+++ Data rows

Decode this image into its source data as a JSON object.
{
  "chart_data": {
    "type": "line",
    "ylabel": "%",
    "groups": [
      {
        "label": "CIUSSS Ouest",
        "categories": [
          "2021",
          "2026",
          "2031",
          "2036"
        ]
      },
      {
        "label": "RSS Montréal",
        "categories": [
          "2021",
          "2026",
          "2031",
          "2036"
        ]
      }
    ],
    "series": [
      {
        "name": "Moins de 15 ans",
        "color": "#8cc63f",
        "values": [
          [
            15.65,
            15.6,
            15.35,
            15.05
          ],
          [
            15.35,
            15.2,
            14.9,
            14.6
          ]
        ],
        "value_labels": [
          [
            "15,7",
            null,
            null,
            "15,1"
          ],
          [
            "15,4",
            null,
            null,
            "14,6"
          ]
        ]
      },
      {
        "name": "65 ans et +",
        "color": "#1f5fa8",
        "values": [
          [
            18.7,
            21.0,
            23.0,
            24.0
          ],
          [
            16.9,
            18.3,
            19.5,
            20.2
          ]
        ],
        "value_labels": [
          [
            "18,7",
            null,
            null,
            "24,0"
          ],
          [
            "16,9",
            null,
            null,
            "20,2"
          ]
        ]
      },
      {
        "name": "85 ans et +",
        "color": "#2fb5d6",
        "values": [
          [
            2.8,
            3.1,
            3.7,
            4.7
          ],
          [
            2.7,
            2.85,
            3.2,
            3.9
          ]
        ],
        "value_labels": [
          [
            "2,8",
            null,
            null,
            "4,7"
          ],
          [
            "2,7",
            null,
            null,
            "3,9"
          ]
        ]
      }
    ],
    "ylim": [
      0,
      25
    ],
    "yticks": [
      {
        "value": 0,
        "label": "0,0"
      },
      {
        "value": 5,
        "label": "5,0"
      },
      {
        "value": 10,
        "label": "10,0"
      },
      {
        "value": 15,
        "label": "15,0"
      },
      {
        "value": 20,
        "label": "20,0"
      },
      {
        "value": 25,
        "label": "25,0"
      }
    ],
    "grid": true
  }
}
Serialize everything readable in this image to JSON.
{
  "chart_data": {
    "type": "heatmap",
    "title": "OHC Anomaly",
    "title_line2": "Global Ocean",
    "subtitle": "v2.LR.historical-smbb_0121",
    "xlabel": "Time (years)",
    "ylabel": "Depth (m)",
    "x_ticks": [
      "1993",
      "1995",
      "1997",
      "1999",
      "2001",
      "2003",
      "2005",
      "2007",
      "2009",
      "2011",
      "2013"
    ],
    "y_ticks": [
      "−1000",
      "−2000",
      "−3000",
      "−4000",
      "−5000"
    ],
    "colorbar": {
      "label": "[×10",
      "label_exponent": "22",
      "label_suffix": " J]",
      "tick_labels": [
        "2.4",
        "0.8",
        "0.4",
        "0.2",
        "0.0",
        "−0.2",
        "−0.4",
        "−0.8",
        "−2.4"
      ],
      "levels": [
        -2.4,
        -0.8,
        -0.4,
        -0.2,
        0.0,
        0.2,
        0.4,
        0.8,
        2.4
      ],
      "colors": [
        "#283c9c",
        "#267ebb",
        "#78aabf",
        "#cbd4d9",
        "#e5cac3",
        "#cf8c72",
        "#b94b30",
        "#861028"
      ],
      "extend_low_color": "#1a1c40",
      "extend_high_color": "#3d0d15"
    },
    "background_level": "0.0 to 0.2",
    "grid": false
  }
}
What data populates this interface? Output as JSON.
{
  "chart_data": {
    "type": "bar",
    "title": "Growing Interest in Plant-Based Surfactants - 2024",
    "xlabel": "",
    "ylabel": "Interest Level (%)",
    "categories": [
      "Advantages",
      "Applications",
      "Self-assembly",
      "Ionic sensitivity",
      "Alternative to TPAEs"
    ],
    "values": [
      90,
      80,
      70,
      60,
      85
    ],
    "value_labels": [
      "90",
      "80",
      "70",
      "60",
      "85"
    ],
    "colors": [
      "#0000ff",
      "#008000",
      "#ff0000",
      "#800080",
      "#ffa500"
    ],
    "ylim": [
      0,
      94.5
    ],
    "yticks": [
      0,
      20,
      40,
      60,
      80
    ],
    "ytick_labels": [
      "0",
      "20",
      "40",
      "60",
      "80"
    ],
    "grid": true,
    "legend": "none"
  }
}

++++++

Type the whole listing again, unaltered.

Response to this exercise -
Decode this image into its source data as a JSON object.
{
  "chart_data": {
    "type": "line",
    "ylabel": "%",
    "groups": [
      {
        "label": "CIUSSS Ouest",
        "categories": [
          "2021",
          "2026",
          "2031",
          "2036"
        ]
      },
      {
        "label": "RSS Montréal",
        "categories": [
          "2021",
          "2026",
          "2031",
          "2036"
        ]
      }
    ],
    "series": [
      {
        "name": "Moins de 15 ans",
        "color": "#8cc63f",
        "values": [
          [
            15.65,
            15.6,
            15.35,
            15.05
          ],
          [
            15.35,
            15.2,
            14.9,
            14.6
          ]
        ],
        "value_labels": [
          [
            "15,7",
            null,
            null,
            "15,1"
          ],
          [
            "15,4",
            null,
            null,
            "14,6"
          ]
        ]
      },
      {
        "name": "65 ans et +",
        "color": "#1f5fa8",
        "values": [
          [
            18.7,
            21.0,
            23.0,
            24.0
          ],
          [
            16.9,
            18.3,
            19.5,
            20.2
          ]
        ],
        "value_labels": [
          [
            "18,7",
            null,
            null,
            "24,0"
          ],
          [
            "16,9",
            null,
            null,
            "20,2"
          ]
        ]
      },
      {
        "name": "85 ans et +",
        "color": "#2fb5d6",
        "values": [
          [
            2.8,
            3.1,
            3.7,
            4.7
          ],
          [
            2.7,
            2.85,
            3.2,
            3.9
          ]
        ],
        "value_labels": [
          [
            "2,8",
            null,
            null,
            "4,7"
          ],
          [
            "2,7",
            null,
            null,
            "3,9"
          ]
        ]
      }
    ],
    "ylim": [
      0,
      25
    ],
    "yticks": [
      {
        "value": 0,
        "label": "0,0"
      },
      {
        "value": 5,
        "label": "5,0"
      },
      {
        "value": 10,
        "label": "10,0"
      },
      {
        "value": 15,
        "label": "15,0"
      },
      {
        "value": 20,
        "label": "20,0"
      },
      {
        "value": 25,
        "label": "25,0"
      }
    ],
    "grid": true
  }
}
Serialize everything readable in this image to JSON.
{
  "chart_data": {
    "type": "heatmap",
    "title": "OHC Anomaly",
    "title_line2": "Global Ocean",
    "subtitle": "v2.LR.historical-smbb_0121",
    "xlabel": "Time (years)",
    "ylabel": "Depth (m)",
    "x_ticks": [
      "1993",
      "1995",
      "1997",
      "1999",
      "2001",
      "2003",
      "2005",
      "2007",
      "2009",
      "2011",
      "2013"
    ],
    "y_ticks": [
      "−1000",
      "−2000",
      "−3000",
      "−4000",
      "−5000"
    ],
    "colorbar": {
      "label": "[×10",
      "label_exponent": "22",
      "label_suffix": " J]",
      "tick_labels": [
        "2.4",
        "0.8",
        "0.4",
        "0.2",
        "0.0",
        "−0.2",
        "−0.4",
        "−0.8",
        "−2.4"
      ],
      "levels": [
        -2.4,
        -0.8,
        -0.4,
        -0.2,
        0.0,
        0.2,
        0.4,
        0.8,
        2.4
      ],
      "colors": [
        "#283c9c",
        "#267ebb",
        "#78aabf",
        "#cbd4d9",
        "#e5cac3",
        "#cf8c72",
        "#b94b30",
        "#861028"
      ],
      "extend_low_color": "#1a1c40",
      "extend_high_color": "#3d0d15"
    },
    "background_level": "0.0 to 0.2",
    "grid": false
  }
}
What data populates this interface? Output as JSON.
{
  "chart_data": {
    "type": "bar",
    "title": "Growing Interest in Plant-Based Surfactants - 2024",
    "xlabel": "",
    "ylabel": "Interest Level (%)",
    "categories": [
      "Advantages",
      "Applications",
      "Self-assembly",
      "Ionic sensitivity",
      "Alternative to TPAEs"
    ],
    "values": [
      90,
      80,
      70,
      60,
      85
    ],
    "value_labels": [
      "90",
      "80",
      "70",
      "60",
      "85"
    ],
    "colors": [
      "#0000ff",
      "#008000",
      "#ff0000",
      "#800080",
      "#ffa500"
    ],
    "ylim": [
      0,
      94.5
    ],
    "yticks": [
      0,
      20,
      40,
      60,
      80
    ],
    "ytick_labels": [
      "0",
      "20",
      "40",
      "60",
      "80"
    ],
    "grid": true,
    "legend": "none"
  }
}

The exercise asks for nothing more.